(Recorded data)
--- BEGIN ---

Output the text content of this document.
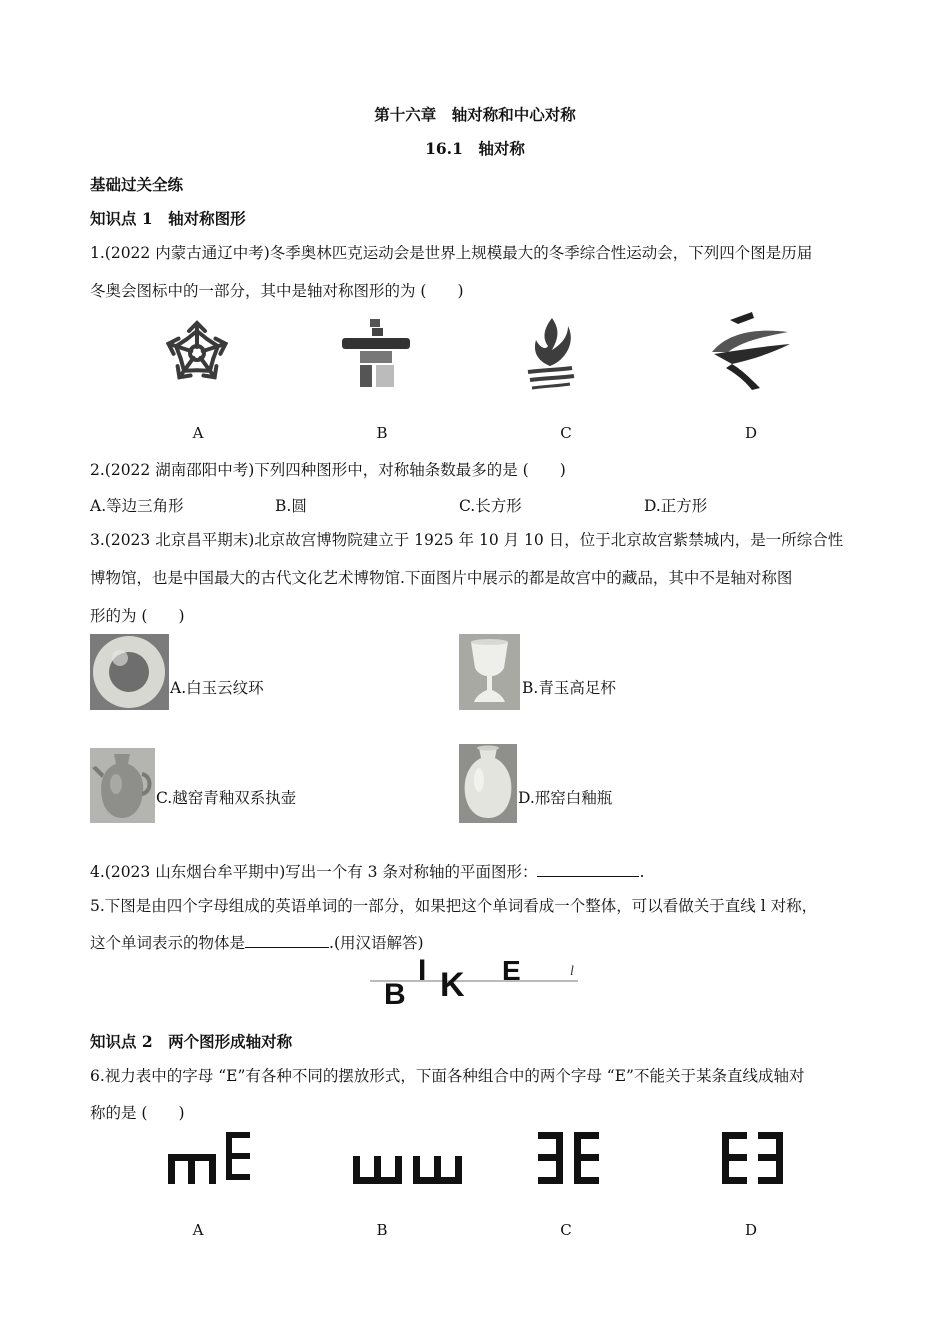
第十六章　轴对称和中心对称
16.1　轴对称
基础过关全练
知识点 1　轴对称图形
1.(2022 内蒙古通辽中考)冬季奥林匹克运动会是世界上规模最大的冬季综合性运动会，下列四个图是历届
冬奥会图标中的一部分，其中是轴对称图形的为 (　　)
A	B	C	D
2.(2022 湖南邵阳中考)下列四种图形中，对称轴条数最多的是 (　　)
A.等边三角形	B.圆	C.长方形	D.正方形
3.(2023 北京昌平期末)北京故宫博物院建立于 1925 年 10 月 10 日，位于北京故宫紫禁城内，是一所综合性
博物馆，也是中国最大的古代文化艺术博物馆.下面图片中展示的都是故宫中的藏品，其中不是轴对称图
形的为 (　　)
A.白玉云纹环	B.青玉高足杯
C.越窑青釉双系执壶	D.邢窑白釉瓶
4.(2023 山东烟台牟平期中)写出一个有 3 条对称轴的平面图形：	.
5.下图是由四个字母组成的英语单词的一部分，如果把这个单词看成一个整体，可以看做关于直线 l 对称，
这个单词表示的物体是	.(用汉语解答)
l
B
I K E
知识点 2　两个图形成轴对称
6.视力表中的字母 “E”有各种不同的摆放形式，下面各种组合中的两个字母 “E”不能关于某条直线成轴对
称的是 (　　)
A	B	C	D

--- END ---

- **GIVEN REQUEST**: Quote the entries in full. Any image among them is to be omitted from the copy.

- **TASK OUTPUT**:
Output the text content of this document.
第十六章　轴对称和中心对称
16.1　轴对称
基础过关全练
知识点 1　轴对称图形
1.(2022 内蒙古通辽中考)冬季奥林匹克运动会是世界上规模最大的冬季综合性运动会，下列四个图是历届
冬奥会图标中的一部分，其中是轴对称图形的为 (　　)
A	B	C	D
2.(2022 湖南邵阳中考)下列四种图形中，对称轴条数最多的是 (　　)
A.等边三角形	B.圆	C.长方形	D.正方形
3.(2023 北京昌平期末)北京故宫博物院建立于 1925 年 10 月 10 日，位于北京故宫紫禁城内，是一所综合性
博物馆，也是中国最大的古代文化艺术博物馆.下面图片中展示的都是故宫中的藏品，其中不是轴对称图
形的为 (　　)
A.白玉云纹环	B.青玉高足杯
C.越窑青釉双系执壶	D.邢窑白釉瓶
4.(2023 山东烟台牟平期中)写出一个有 3 条对称轴的平面图形：	.
5.下图是由四个字母组成的英语单词的一部分，如果把这个单词看成一个整体，可以看做关于直线 l 对称，
这个单词表示的物体是	.(用汉语解答)
l
B
I K E
知识点 2　两个图形成轴对称
6.视力表中的字母 “E”有各种不同的摆放形式，下面各种组合中的两个字母 “E”不能关于某条直线成轴对
称的是 (　　)
A	B	C	D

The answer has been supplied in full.